• [Material provided]
________
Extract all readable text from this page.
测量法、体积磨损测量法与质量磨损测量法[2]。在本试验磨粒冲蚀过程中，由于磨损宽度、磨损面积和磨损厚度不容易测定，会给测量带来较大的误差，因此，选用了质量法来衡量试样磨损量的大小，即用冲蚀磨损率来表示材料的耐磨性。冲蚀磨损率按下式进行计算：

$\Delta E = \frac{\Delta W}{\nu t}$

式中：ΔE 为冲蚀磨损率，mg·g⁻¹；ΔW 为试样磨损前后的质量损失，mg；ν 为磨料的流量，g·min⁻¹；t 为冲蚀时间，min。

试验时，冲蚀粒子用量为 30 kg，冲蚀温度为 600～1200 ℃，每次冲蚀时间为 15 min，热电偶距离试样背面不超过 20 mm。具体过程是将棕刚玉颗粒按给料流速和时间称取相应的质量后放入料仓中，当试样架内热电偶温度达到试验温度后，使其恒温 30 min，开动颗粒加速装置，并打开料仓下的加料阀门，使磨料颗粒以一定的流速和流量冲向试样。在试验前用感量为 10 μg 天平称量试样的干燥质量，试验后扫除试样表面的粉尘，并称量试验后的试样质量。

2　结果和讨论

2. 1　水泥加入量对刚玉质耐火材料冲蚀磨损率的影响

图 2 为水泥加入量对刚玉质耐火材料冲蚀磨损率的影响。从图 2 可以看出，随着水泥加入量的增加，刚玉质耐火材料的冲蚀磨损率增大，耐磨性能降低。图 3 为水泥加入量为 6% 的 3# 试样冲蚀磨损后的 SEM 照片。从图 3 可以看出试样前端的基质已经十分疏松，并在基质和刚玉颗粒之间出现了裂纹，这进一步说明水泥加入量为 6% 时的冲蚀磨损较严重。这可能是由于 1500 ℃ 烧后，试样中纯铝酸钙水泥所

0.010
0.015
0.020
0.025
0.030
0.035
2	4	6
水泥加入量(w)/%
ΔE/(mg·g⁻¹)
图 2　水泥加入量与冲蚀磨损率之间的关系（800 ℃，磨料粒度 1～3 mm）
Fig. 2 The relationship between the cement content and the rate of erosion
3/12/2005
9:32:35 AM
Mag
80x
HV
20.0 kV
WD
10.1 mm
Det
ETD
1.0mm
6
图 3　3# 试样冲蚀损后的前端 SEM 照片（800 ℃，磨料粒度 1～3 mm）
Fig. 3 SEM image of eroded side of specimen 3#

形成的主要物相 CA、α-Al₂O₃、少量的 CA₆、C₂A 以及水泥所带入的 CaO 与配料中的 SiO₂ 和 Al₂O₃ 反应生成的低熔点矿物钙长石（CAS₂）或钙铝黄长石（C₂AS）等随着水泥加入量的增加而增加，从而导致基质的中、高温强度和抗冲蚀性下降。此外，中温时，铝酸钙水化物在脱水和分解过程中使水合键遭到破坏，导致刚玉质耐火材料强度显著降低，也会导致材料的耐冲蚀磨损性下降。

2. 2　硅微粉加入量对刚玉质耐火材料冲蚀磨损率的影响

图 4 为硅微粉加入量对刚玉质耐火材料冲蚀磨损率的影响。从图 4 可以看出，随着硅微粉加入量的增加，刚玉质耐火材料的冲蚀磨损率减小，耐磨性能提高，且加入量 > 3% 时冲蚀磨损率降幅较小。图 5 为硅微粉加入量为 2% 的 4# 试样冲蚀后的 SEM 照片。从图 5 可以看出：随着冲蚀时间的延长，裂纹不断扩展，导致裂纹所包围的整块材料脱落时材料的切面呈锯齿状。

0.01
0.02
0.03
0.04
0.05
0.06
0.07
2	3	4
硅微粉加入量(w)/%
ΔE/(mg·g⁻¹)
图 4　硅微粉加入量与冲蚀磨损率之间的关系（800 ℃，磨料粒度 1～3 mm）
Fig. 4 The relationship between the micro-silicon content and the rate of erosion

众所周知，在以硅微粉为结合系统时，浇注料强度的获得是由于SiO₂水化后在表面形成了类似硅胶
________
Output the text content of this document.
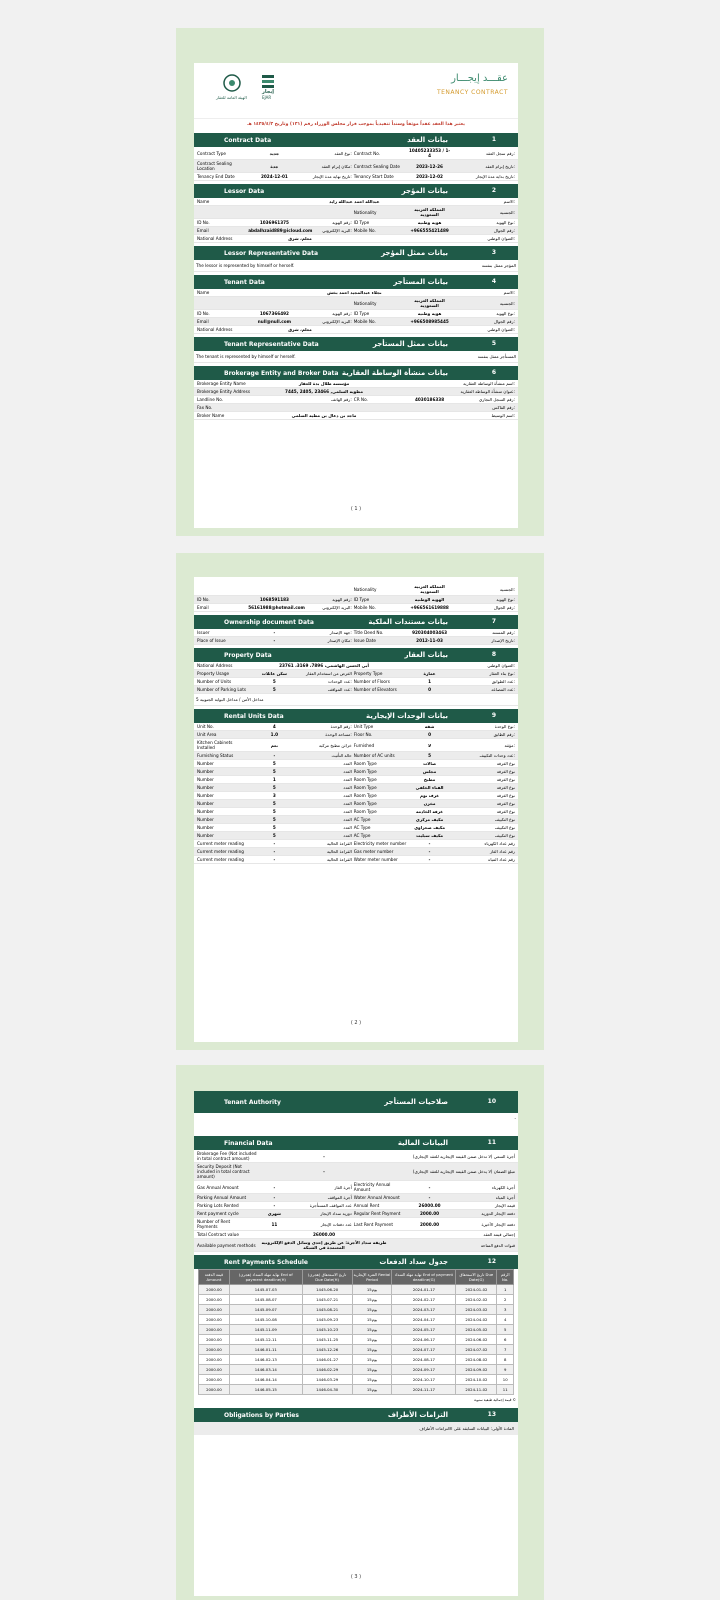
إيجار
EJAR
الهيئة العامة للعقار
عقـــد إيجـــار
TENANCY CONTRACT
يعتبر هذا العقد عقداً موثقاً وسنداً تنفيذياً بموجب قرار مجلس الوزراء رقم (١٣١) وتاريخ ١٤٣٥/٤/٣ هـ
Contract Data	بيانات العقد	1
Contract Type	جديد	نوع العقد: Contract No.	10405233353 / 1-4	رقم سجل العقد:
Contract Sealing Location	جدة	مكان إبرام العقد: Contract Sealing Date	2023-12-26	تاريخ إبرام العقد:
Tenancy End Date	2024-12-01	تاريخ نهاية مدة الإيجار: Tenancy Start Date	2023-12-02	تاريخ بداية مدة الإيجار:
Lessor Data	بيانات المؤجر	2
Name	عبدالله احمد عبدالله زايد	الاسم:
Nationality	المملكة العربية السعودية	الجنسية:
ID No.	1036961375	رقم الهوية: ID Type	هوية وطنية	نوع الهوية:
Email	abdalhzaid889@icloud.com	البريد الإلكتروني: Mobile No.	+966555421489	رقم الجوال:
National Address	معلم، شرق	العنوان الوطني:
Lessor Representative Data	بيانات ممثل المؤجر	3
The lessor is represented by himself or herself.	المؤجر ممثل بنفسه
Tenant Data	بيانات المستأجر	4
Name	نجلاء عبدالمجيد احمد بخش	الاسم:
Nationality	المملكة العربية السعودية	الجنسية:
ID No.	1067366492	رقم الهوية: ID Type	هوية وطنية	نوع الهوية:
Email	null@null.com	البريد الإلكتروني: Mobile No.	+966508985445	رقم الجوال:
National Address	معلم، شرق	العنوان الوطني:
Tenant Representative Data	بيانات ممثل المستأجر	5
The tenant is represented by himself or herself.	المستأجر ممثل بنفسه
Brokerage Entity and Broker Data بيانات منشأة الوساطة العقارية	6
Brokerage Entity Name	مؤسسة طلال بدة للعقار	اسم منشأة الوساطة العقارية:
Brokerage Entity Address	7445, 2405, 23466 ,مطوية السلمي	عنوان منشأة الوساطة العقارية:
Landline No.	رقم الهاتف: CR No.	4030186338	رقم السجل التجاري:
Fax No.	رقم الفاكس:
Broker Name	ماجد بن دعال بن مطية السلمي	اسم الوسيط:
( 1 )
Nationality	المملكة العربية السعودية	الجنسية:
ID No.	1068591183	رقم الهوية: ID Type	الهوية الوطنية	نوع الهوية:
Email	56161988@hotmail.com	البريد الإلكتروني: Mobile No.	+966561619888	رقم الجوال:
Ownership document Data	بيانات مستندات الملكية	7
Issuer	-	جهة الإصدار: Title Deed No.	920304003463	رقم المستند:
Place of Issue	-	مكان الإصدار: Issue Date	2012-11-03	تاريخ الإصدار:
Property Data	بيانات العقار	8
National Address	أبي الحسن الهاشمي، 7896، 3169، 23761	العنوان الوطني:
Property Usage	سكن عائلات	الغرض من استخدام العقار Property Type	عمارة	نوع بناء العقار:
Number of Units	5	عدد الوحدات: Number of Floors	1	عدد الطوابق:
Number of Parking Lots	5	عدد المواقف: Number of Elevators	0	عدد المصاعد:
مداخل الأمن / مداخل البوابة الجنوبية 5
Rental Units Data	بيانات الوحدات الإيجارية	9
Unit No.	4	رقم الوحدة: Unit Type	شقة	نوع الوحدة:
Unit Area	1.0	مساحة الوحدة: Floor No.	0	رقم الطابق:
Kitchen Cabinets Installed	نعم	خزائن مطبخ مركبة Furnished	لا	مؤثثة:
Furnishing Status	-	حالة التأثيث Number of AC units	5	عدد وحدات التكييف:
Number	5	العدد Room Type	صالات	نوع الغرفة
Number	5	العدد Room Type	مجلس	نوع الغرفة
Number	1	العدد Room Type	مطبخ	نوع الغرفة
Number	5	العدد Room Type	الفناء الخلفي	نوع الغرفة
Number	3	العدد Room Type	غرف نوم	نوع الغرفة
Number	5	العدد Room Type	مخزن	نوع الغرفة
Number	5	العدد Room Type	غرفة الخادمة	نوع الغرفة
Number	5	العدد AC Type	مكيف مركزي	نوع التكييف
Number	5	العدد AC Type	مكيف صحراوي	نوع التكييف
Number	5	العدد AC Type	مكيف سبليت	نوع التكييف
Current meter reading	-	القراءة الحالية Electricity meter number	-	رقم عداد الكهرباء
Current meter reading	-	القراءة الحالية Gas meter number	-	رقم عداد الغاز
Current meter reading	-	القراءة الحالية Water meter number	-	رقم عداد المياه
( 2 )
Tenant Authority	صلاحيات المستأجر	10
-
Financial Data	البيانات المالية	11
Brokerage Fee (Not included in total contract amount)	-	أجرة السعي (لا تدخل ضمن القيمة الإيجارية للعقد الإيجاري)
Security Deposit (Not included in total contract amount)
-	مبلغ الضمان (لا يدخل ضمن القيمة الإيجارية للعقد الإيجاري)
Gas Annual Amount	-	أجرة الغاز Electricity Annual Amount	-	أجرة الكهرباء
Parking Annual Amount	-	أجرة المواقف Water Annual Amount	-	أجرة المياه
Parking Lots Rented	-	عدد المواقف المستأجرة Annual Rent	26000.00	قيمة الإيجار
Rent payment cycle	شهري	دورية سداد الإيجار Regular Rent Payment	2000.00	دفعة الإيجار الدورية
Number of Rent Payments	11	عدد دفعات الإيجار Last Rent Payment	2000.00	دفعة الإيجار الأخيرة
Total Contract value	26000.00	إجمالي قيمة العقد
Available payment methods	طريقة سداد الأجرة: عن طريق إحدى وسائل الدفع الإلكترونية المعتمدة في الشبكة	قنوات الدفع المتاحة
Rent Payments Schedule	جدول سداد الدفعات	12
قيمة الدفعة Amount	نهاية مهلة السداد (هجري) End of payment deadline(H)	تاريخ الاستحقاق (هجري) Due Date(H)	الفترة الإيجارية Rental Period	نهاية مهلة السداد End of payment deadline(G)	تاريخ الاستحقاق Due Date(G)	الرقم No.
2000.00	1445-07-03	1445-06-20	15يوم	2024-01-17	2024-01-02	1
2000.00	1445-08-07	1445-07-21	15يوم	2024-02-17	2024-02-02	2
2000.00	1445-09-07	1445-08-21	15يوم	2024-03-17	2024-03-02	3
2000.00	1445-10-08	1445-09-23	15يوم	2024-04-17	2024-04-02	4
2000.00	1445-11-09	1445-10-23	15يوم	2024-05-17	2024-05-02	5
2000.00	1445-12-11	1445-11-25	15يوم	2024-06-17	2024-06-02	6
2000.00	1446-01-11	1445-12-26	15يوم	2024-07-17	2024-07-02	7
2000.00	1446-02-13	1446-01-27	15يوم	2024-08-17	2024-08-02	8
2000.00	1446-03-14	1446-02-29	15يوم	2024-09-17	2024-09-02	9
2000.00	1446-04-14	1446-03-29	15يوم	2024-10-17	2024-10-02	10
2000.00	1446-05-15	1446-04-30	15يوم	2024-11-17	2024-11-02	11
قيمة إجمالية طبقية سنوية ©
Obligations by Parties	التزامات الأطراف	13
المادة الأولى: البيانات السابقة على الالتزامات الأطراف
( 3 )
________
• [Short exercise]
Copy every line of the listing that includes the string "Date".

• [Worked answer]
Contract Sealing Location	جدة	مكان إبرام العقد: Contract Sealing Date	2023-12-26	تاريخ إبرام العقد:
Tenancy End Date	2024-12-01	تاريخ نهاية مدة الإيجار: Tenancy Start Date	2023-12-02	تاريخ بداية مدة الإيجار:
Place of Issue	-	مكان الإصدار: Issue Date	2012-11-03	تاريخ الإصدار:
قيمة الدفعة Amount	نهاية مهلة السداد (هجري) End of payment deadline(H)	تاريخ الاستحقاق (هجري) Due Date(H)	الفترة الإيجارية Rental Period	نهاية مهلة السداد End of payment deadline(G)	تاريخ الاستحقاق Due Date(G)	الرقم No.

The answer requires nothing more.